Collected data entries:
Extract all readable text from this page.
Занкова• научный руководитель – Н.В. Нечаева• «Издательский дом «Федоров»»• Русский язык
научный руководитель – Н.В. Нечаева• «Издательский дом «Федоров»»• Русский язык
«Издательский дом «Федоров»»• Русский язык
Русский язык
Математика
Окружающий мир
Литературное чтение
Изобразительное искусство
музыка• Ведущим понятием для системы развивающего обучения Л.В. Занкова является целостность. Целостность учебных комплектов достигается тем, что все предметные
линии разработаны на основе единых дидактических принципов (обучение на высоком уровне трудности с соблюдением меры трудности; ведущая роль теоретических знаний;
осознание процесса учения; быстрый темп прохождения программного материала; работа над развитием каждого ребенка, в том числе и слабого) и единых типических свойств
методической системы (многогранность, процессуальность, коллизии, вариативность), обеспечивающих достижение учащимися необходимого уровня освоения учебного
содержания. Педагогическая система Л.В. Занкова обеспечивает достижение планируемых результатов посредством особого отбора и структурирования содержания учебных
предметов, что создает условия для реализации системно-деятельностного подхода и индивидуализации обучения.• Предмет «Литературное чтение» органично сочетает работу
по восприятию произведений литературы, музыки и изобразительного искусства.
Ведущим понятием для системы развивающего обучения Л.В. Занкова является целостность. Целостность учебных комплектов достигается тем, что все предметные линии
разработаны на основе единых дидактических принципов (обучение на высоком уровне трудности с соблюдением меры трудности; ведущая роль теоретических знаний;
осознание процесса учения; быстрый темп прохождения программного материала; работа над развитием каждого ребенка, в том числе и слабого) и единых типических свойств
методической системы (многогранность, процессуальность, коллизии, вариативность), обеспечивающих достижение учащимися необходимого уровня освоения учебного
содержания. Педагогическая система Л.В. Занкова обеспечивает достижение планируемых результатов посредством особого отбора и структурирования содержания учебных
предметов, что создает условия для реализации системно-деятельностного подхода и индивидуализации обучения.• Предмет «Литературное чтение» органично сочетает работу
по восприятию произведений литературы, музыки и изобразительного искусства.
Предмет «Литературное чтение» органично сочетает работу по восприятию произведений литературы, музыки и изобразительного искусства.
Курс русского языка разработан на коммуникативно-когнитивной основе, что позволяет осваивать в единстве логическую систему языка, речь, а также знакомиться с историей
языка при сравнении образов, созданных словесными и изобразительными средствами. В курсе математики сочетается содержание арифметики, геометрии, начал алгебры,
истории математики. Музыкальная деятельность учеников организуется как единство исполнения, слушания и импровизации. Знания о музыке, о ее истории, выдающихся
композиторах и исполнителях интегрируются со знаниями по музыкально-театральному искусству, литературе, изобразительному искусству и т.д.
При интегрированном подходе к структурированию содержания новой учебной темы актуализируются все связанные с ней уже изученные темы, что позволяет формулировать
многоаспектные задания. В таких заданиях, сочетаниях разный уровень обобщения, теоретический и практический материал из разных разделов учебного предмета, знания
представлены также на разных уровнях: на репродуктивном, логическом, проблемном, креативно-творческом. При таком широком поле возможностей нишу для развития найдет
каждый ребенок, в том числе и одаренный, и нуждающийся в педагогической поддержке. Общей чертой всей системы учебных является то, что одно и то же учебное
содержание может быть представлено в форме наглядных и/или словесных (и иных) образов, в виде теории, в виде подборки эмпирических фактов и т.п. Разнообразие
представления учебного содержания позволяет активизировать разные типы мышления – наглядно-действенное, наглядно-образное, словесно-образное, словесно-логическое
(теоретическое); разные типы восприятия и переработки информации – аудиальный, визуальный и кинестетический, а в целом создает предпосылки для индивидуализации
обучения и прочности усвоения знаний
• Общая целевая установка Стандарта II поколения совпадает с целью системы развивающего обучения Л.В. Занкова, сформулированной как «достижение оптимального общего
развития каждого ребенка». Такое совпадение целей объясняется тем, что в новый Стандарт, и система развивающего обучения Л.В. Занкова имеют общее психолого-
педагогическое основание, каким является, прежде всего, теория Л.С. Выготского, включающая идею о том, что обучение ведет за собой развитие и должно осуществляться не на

◆ WHAT IS BEING ASKED
Write out every record, exactly as written.

◆ EXERCISE SOLUTION
Extract all readable text from this page.
Занкова• научный руководитель – Н.В. Нечаева• «Издательский дом «Федоров»»• Русский язык
научный руководитель – Н.В. Нечаева• «Издательский дом «Федоров»»• Русский язык
«Издательский дом «Федоров»»• Русский язык
Русский язык
Математика
Окружающий мир
Литературное чтение
Изобразительное искусство
музыка• Ведущим понятием для системы развивающего обучения Л.В. Занкова является целостность. Целостность учебных комплектов достигается тем, что все предметные
линии разработаны на основе единых дидактических принципов (обучение на высоком уровне трудности с соблюдением меры трудности; ведущая роль теоретических знаний;
осознание процесса учения; быстрый темп прохождения программного материала; работа над развитием каждого ребенка, в том числе и слабого) и единых типических свойств
методической системы (многогранность, процессуальность, коллизии, вариативность), обеспечивающих достижение учащимися необходимого уровня освоения учебного
содержания. Педагогическая система Л.В. Занкова обеспечивает достижение планируемых результатов посредством особого отбора и структурирования содержания учебных
предметов, что создает условия для реализации системно-деятельностного подхода и индивидуализации обучения.• Предмет «Литературное чтение» органично сочетает работу
по восприятию произведений литературы, музыки и изобразительного искусства.
Ведущим понятием для системы развивающего обучения Л.В. Занкова является целостность. Целостность учебных комплектов достигается тем, что все предметные линии
разработаны на основе единых дидактических принципов (обучение на высоком уровне трудности с соблюдением меры трудности; ведущая роль теоретических знаний;
осознание процесса учения; быстрый темп прохождения программного материала; работа над развитием каждого ребенка, в том числе и слабого) и единых типических свойств
методической системы (многогранность, процессуальность, коллизии, вариативность), обеспечивающих достижение учащимися необходимого уровня освоения учебного
содержания. Педагогическая система Л.В. Занкова обеспечивает достижение планируемых результатов посредством особого отбора и структурирования содержания учебных
предметов, что создает условия для реализации системно-деятельностного подхода и индивидуализации обучения.• Предмет «Литературное чтение» органично сочетает работу
по восприятию произведений литературы, музыки и изобразительного искусства.
Предмет «Литературное чтение» органично сочетает работу по восприятию произведений литературы, музыки и изобразительного искусства.
Курс русского языка разработан на коммуникативно-когнитивной основе, что позволяет осваивать в единстве логическую систему языка, речь, а также знакомиться с историей
языка при сравнении образов, созданных словесными и изобразительными средствами. В курсе математики сочетается содержание арифметики, геометрии, начал алгебры,
истории математики. Музыкальная деятельность учеников организуется как единство исполнения, слушания и импровизации. Знания о музыке, о ее истории, выдающихся
композиторах и исполнителях интегрируются со знаниями по музыкально-театральному искусству, литературе, изобразительному искусству и т.д.
При интегрированном подходе к структурированию содержания новой учебной темы актуализируются все связанные с ней уже изученные темы, что позволяет формулировать
многоаспектные задания. В таких заданиях, сочетаниях разный уровень обобщения, теоретический и практический материал из разных разделов учебного предмета, знания
представлены также на разных уровнях: на репродуктивном, логическом, проблемном, креативно-творческом. При таком широком поле возможностей нишу для развития найдет
каждый ребенок, в том числе и одаренный, и нуждающийся в педагогической поддержке. Общей чертой всей системы учебных является то, что одно и то же учебное
содержание может быть представлено в форме наглядных и/или словесных (и иных) образов, в виде теории, в виде подборки эмпирических фактов и т.п. Разнообразие
представления учебного содержания позволяет активизировать разные типы мышления – наглядно-действенное, наглядно-образное, словесно-образное, словесно-логическое
(теоретическое); разные типы восприятия и переработки информации – аудиальный, визуальный и кинестетический, а в целом создает предпосылки для индивидуализации
обучения и прочности усвоения знаний
• Общая целевая установка Стандарта II поколения совпадает с целью системы развивающего обучения Л.В. Занкова, сформулированной как «достижение оптимального общего
развития каждого ребенка». Такое совпадение целей объясняется тем, что в новый Стандарт, и система развивающего обучения Л.В. Занкова имеют общее психолого-
педагогическое основание, каким является, прежде всего, теория Л.С. Выготского, включающая идею о том, что обучение ведет за собой развитие и должно осуществляться не на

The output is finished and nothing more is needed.